**TASK DESCRIPTION:** Rewrite the lines from the first one through the line that contains "0, 535, 27]", swapping "Analog 3/4" for "Analog 5/6" and leaving everything else unchanged.

**MATERIAL PROVIDED:**

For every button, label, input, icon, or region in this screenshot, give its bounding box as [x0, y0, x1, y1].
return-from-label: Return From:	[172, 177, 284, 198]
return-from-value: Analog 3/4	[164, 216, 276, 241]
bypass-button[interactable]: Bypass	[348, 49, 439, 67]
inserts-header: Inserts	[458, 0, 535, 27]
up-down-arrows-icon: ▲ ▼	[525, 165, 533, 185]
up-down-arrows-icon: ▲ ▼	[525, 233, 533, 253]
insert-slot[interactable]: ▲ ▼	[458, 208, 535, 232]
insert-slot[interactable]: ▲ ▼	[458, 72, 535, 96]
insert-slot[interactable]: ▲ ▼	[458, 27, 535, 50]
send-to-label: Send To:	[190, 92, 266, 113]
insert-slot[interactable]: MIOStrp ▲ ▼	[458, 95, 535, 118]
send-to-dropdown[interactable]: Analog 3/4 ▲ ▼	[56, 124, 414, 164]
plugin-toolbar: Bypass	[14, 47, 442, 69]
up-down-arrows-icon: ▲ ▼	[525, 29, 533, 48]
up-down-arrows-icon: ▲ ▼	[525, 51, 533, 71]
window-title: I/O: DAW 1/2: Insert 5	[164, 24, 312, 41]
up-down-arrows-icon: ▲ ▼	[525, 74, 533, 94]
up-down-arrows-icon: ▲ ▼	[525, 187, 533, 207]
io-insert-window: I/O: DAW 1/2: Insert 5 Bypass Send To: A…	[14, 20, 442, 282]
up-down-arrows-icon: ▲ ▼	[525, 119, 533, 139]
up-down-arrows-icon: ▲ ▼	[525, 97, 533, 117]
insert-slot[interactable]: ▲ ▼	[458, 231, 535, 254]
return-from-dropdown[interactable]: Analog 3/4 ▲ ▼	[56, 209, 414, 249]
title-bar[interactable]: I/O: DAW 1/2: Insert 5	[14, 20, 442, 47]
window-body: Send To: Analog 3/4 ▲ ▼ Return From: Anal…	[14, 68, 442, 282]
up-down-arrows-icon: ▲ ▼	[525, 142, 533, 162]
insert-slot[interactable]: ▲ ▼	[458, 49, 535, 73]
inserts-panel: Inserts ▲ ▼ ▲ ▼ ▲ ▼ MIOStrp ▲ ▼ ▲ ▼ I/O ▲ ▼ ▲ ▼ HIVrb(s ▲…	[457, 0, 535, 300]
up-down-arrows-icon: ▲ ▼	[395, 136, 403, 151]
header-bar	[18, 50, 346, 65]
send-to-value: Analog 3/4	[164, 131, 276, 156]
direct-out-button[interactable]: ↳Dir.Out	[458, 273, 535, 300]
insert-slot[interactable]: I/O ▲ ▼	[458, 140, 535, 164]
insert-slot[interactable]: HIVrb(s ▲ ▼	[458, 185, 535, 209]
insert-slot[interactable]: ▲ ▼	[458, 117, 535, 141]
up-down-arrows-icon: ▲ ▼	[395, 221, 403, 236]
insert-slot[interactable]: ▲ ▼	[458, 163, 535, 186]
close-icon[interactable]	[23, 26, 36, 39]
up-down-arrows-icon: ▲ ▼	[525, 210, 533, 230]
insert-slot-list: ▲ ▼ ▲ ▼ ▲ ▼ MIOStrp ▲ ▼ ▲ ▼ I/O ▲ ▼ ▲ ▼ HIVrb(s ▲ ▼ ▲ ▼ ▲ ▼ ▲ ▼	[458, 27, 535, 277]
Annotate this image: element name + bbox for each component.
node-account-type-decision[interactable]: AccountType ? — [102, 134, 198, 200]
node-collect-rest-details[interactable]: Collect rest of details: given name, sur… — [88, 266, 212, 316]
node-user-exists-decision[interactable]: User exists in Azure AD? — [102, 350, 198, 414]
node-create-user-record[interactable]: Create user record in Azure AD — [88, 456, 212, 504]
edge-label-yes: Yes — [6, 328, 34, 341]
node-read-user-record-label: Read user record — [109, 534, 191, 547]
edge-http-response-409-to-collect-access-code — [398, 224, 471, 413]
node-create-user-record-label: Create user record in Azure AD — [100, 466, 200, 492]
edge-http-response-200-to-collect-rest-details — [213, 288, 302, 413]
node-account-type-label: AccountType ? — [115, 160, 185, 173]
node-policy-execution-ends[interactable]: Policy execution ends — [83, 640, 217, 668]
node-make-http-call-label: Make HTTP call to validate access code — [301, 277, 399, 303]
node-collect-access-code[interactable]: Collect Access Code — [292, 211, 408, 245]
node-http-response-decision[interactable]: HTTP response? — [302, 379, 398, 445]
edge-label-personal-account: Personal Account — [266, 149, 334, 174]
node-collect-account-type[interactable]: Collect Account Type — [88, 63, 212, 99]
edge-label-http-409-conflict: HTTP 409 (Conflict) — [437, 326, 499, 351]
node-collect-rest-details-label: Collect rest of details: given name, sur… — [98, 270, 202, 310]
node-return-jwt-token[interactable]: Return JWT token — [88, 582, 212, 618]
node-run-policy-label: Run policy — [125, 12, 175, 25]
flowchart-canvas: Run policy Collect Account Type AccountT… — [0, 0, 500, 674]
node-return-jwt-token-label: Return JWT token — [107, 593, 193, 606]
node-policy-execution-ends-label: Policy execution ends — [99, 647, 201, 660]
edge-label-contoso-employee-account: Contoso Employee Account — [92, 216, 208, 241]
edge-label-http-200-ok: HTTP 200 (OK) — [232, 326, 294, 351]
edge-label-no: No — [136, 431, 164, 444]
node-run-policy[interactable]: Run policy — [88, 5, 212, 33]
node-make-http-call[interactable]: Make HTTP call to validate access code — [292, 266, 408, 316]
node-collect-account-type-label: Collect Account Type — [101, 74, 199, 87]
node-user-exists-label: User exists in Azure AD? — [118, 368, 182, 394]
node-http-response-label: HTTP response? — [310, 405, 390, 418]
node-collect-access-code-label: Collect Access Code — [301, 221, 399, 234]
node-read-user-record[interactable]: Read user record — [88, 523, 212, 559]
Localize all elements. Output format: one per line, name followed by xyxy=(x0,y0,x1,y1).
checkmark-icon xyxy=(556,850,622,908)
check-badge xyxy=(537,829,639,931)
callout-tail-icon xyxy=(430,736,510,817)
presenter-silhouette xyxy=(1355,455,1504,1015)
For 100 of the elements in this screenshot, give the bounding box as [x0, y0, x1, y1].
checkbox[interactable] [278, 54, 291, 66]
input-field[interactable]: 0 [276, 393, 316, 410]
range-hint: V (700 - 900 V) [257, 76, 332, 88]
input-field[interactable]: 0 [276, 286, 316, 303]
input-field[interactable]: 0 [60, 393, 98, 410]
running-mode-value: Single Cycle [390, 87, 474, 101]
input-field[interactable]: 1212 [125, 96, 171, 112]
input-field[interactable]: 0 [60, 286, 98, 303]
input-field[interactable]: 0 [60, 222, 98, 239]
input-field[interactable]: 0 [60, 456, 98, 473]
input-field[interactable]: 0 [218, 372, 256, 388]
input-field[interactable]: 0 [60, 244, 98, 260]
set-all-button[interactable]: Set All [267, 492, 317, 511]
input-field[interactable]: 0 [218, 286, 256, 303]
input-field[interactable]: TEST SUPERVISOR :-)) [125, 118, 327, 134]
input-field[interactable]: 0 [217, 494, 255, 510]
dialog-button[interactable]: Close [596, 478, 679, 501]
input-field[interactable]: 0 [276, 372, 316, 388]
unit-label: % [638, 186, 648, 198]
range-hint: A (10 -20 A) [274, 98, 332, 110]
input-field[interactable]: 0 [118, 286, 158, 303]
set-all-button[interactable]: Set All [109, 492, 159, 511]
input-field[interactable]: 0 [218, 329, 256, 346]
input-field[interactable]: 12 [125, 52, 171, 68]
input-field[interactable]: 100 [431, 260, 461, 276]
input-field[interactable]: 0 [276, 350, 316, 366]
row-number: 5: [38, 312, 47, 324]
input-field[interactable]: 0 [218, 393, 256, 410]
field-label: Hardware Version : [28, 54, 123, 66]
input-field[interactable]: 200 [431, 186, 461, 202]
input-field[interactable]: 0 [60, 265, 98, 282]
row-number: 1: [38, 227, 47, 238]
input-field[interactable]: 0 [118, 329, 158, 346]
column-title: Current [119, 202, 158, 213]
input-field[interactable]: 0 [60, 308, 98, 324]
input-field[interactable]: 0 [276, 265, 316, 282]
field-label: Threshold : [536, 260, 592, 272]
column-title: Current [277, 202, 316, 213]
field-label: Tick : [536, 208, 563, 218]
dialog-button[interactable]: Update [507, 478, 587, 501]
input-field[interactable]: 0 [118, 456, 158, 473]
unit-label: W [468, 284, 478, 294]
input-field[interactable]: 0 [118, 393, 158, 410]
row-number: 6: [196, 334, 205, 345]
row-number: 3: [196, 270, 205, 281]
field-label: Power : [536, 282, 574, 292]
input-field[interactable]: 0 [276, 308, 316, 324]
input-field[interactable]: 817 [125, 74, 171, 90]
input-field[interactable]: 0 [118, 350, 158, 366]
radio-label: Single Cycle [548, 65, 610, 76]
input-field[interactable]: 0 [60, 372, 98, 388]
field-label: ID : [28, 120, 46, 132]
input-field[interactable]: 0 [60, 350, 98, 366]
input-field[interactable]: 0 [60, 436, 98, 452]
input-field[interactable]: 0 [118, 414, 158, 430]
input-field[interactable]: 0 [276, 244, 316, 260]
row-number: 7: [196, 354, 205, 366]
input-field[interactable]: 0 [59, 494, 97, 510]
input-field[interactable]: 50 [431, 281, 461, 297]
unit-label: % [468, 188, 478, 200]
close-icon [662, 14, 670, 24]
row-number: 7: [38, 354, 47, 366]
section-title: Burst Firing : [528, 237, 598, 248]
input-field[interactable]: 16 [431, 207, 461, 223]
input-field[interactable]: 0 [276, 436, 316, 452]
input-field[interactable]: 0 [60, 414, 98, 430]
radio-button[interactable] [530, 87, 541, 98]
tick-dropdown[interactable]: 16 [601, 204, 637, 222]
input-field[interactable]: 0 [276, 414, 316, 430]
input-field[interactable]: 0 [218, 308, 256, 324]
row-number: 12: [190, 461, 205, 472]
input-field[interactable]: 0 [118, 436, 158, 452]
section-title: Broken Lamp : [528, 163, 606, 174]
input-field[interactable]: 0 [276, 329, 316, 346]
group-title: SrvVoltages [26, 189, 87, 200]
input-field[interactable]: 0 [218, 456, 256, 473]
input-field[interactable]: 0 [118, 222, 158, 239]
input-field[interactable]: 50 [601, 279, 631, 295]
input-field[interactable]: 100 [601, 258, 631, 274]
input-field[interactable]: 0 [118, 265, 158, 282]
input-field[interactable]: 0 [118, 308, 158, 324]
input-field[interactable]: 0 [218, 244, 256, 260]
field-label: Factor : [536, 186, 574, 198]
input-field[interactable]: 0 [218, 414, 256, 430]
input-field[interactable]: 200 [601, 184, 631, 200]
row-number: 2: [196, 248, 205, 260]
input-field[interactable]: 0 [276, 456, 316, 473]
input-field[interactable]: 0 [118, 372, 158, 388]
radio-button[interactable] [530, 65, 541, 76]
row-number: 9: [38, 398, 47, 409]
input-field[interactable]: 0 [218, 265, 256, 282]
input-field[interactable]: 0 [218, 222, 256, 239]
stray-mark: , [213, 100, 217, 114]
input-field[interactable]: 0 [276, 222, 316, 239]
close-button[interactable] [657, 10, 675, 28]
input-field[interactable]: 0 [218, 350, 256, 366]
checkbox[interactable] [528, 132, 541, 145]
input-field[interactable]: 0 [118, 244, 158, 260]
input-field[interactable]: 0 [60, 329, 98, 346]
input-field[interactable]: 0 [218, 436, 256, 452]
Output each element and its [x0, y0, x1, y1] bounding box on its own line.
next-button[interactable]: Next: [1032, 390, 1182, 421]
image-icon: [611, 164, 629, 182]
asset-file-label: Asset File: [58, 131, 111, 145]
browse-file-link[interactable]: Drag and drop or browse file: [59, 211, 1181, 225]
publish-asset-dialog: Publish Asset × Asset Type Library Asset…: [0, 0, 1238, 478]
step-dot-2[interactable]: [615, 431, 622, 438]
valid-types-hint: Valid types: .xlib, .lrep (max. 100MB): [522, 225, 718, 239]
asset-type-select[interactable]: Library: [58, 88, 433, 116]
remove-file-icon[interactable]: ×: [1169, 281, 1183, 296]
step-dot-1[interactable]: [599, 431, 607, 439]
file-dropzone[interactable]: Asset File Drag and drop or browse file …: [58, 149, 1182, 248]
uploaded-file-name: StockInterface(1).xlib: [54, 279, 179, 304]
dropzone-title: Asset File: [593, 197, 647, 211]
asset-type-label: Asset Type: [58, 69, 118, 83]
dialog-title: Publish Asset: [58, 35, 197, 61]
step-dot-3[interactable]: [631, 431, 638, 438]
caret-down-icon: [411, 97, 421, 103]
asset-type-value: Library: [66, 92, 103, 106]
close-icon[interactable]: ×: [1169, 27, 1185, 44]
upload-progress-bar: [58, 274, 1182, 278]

**ANSWER TO THIS TASK:**
For every button, label, input, icon, or region in this screenshot, give its bounding box as [x0, y0, x1, y1].
return-from-label: Return From:	[172, 177, 284, 198]
return-from-value: Analog 5/6	[164, 216, 276, 241]
bypass-button[interactable]: Bypass	[348, 49, 439, 67]
inserts-header: Inserts	[458, 0, 535, 27]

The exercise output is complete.